What you have to do:
Repeat each line word for word.

:: Stored data

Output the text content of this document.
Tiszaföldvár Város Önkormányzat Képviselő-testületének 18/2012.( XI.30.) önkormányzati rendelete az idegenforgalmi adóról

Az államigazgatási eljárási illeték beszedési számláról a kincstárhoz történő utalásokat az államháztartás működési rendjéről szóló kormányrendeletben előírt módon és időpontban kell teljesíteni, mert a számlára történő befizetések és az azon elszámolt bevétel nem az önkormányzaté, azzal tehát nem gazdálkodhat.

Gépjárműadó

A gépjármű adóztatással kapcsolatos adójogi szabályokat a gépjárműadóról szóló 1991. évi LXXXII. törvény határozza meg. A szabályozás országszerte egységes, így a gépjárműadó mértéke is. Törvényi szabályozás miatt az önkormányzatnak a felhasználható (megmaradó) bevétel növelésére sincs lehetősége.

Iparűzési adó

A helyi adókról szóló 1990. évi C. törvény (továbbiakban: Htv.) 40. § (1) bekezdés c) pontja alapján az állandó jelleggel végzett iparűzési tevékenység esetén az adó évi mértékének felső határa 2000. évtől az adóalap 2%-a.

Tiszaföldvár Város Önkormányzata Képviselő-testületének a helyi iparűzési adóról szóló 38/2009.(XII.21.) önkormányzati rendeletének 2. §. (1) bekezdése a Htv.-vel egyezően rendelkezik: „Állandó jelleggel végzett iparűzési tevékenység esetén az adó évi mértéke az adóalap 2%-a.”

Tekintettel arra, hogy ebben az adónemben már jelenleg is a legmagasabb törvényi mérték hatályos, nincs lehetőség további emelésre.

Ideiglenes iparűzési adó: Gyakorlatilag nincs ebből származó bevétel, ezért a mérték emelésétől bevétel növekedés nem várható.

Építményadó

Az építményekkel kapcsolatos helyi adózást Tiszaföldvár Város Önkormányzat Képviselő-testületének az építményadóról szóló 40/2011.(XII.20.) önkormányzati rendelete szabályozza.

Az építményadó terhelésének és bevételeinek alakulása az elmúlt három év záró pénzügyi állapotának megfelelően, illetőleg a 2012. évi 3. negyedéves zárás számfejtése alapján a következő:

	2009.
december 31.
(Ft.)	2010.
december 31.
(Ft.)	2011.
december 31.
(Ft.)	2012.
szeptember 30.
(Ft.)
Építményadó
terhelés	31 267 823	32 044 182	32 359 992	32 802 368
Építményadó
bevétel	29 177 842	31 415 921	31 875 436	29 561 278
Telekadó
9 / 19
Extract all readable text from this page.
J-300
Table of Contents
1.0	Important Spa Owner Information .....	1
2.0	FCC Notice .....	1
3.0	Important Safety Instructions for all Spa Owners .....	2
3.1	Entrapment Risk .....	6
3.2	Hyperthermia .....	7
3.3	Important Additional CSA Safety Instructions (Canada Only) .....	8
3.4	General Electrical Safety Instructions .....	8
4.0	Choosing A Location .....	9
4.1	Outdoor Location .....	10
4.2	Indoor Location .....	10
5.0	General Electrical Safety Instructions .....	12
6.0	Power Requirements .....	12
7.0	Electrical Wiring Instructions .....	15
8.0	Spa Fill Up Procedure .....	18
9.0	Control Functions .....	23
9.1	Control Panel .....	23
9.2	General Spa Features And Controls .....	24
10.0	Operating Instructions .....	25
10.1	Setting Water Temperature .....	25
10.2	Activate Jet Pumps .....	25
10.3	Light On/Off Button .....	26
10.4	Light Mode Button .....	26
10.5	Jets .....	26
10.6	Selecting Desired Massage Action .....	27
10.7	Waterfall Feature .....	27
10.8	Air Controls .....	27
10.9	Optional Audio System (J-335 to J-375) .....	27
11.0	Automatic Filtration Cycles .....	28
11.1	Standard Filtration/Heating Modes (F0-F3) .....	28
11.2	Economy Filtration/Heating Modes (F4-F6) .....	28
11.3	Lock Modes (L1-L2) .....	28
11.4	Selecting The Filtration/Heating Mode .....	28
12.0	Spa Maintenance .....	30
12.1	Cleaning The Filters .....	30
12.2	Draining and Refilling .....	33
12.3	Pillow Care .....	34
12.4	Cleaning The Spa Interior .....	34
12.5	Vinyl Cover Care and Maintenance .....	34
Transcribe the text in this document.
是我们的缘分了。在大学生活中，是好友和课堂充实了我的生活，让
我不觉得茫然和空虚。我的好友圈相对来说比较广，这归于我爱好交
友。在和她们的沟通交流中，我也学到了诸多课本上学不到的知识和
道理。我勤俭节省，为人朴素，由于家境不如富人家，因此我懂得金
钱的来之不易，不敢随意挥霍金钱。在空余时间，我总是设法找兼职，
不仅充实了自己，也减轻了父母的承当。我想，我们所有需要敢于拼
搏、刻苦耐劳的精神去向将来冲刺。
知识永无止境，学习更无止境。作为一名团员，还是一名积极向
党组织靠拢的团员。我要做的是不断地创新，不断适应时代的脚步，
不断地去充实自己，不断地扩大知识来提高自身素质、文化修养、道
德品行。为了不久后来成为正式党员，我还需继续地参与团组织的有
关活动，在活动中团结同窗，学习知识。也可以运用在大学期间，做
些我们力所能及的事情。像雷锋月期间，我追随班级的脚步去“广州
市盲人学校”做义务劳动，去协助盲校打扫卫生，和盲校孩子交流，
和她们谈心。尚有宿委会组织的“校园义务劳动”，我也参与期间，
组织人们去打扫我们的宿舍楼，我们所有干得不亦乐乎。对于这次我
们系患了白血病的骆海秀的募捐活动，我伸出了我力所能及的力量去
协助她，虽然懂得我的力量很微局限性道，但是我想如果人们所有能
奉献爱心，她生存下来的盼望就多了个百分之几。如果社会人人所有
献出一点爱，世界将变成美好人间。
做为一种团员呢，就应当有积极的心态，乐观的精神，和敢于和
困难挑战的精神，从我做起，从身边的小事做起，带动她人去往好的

::::

Expected answer:
Output the text content of this document.
Tiszaföldvár Város Önkormányzat Képviselő-testületének 18/2012.( XI.30.) önkormányzati rendelete az idegenforgalmi adóról

Az államigazgatási eljárási illeték beszedési számláról a kincstárhoz történő utalásokat az államháztartás működési rendjéről szóló kormányrendeletben előírt módon és időpontban kell teljesíteni, mert a számlára történő befizetések és az azon elszámolt bevétel nem az önkormányzaté, azzal tehát nem gazdálkodhat.

Gépjárműadó

A gépjármű adóztatással kapcsolatos adójogi szabályokat a gépjárműadóról szóló 1991. évi LXXXII. törvény határozza meg. A szabályozás országszerte egységes, így a gépjárműadó mértéke is. Törvényi szabályozás miatt az önkormányzatnak a felhasználható (megmaradó) bevétel növelésére sincs lehetősége.

Iparűzési adó

A helyi adókról szóló 1990. évi C. törvény (továbbiakban: Htv.) 40. § (1) bekezdés c) pontja alapján az állandó jelleggel végzett iparűzési tevékenység esetén az adó évi mértékének felső határa 2000. évtől az adóalap 2%-a.

Tiszaföldvár Város Önkormányzata Képviselő-testületének a helyi iparűzési adóról szóló 38/2009.(XII.21.) önkormányzati rendeletének 2. §. (1) bekezdése a Htv.-vel egyezően rendelkezik: „Állandó jelleggel végzett iparűzési tevékenység esetén az adó évi mértéke az adóalap 2%-a.”

Tekintettel arra, hogy ebben az adónemben már jelenleg is a legmagasabb törvényi mérték hatályos, nincs lehetőség további emelésre.

Ideiglenes iparűzési adó: Gyakorlatilag nincs ebből származó bevétel, ezért a mérték emelésétől bevétel növekedés nem várható.

Építményadó

Az építményekkel kapcsolatos helyi adózást Tiszaföldvár Város Önkormányzat Képviselő-testületének az építményadóról szóló 40/2011.(XII.20.) önkormányzati rendelete szabályozza.

Az építményadó terhelésének és bevételeinek alakulása az elmúlt három év záró pénzügyi állapotának megfelelően, illetőleg a 2012. évi 3. negyedéves zárás számfejtése alapján a következő:

	2009.
december 31.
(Ft.)	2010.
december 31.
(Ft.)	2011.
december 31.
(Ft.)	2012.
szeptember 30.
(Ft.)
Építményadó
terhelés	31 267 823	32 044 182	32 359 992	32 802 368
Építményadó
bevétel	29 177 842	31 415 921	31 875 436	29 561 278
Telekadó
9 / 19
Extract all readable text from this page.
J-300
Table of Contents
1.0	Important Spa Owner Information .....	1
2.0	FCC Notice .....	1
3.0	Important Safety Instructions for all Spa Owners .....	2
3.1	Entrapment Risk .....	6
3.2	Hyperthermia .....	7
3.3	Important Additional CSA Safety Instructions (Canada Only) .....	8
3.4	General Electrical Safety Instructions .....	8
4.0	Choosing A Location .....	9
4.1	Outdoor Location .....	10
4.2	Indoor Location .....	10
5.0	General Electrical Safety Instructions .....	12
6.0	Power Requirements .....	12
7.0	Electrical Wiring Instructions .....	15
8.0	Spa Fill Up Procedure .....	18
9.0	Control Functions .....	23
9.1	Control Panel .....	23
9.2	General Spa Features And Controls .....	24
10.0	Operating Instructions .....	25
10.1	Setting Water Temperature .....	25
10.2	Activate Jet Pumps .....	25
10.3	Light On/Off Button .....	26
10.4	Light Mode Button .....	26
10.5	Jets .....	26
10.6	Selecting Desired Massage Action .....	27
10.7	Waterfall Feature .....	27
10.8	Air Controls .....	27
10.9	Optional Audio System (J-335 to J-375) .....	27
11.0	Automatic Filtration Cycles .....	28
11.1	Standard Filtration/Heating Modes (F0-F3) .....	28
11.2	Economy Filtration/Heating Modes (F4-F6) .....	28
11.3	Lock Modes (L1-L2) .....	28
11.4	Selecting The Filtration/Heating Mode .....	28
12.0	Spa Maintenance .....	30
12.1	Cleaning The Filters .....	30
12.2	Draining and Refilling .....	33
12.3	Pillow Care .....	34
12.4	Cleaning The Spa Interior .....	34
12.5	Vinyl Cover Care and Maintenance .....	34
Transcribe the text in this document.
是我们的缘分了。在大学生活中，是好友和课堂充实了我的生活，让
我不觉得茫然和空虚。我的好友圈相对来说比较广，这归于我爱好交
友。在和她们的沟通交流中，我也学到了诸多课本上学不到的知识和
道理。我勤俭节省，为人朴素，由于家境不如富人家，因此我懂得金
钱的来之不易，不敢随意挥霍金钱。在空余时间，我总是设法找兼职，
不仅充实了自己，也减轻了父母的承当。我想，我们所有需要敢于拼
搏、刻苦耐劳的精神去向将来冲刺。
知识永无止境，学习更无止境。作为一名团员，还是一名积极向
党组织靠拢的团员。我要做的是不断地创新，不断适应时代的脚步，
不断地去充实自己，不断地扩大知识来提高自身素质、文化修养、道
德品行。为了不久后来成为正式党员，我还需继续地参与团组织的有
关活动，在活动中团结同窗，学习知识。也可以运用在大学期间，做
些我们力所能及的事情。像雷锋月期间，我追随班级的脚步去“广州
市盲人学校”做义务劳动，去协助盲校打扫卫生，和盲校孩子交流，
和她们谈心。尚有宿委会组织的“校园义务劳动”，我也参与期间，
组织人们去打扫我们的宿舍楼，我们所有干得不亦乐乎。对于这次我
们系患了白血病的骆海秀的募捐活动，我伸出了我力所能及的力量去
协助她，虽然懂得我的力量很微局限性道，但是我想如果人们所有能
奉献爱心，她生存下来的盼望就多了个百分之几。如果社会人人所有
献出一点爱，世界将变成美好人间。
做为一种团员呢，就应当有积极的心态，乐观的精神，和敢于和
困难挑战的精神，从我做起，从身边的小事做起，带动她人去往好的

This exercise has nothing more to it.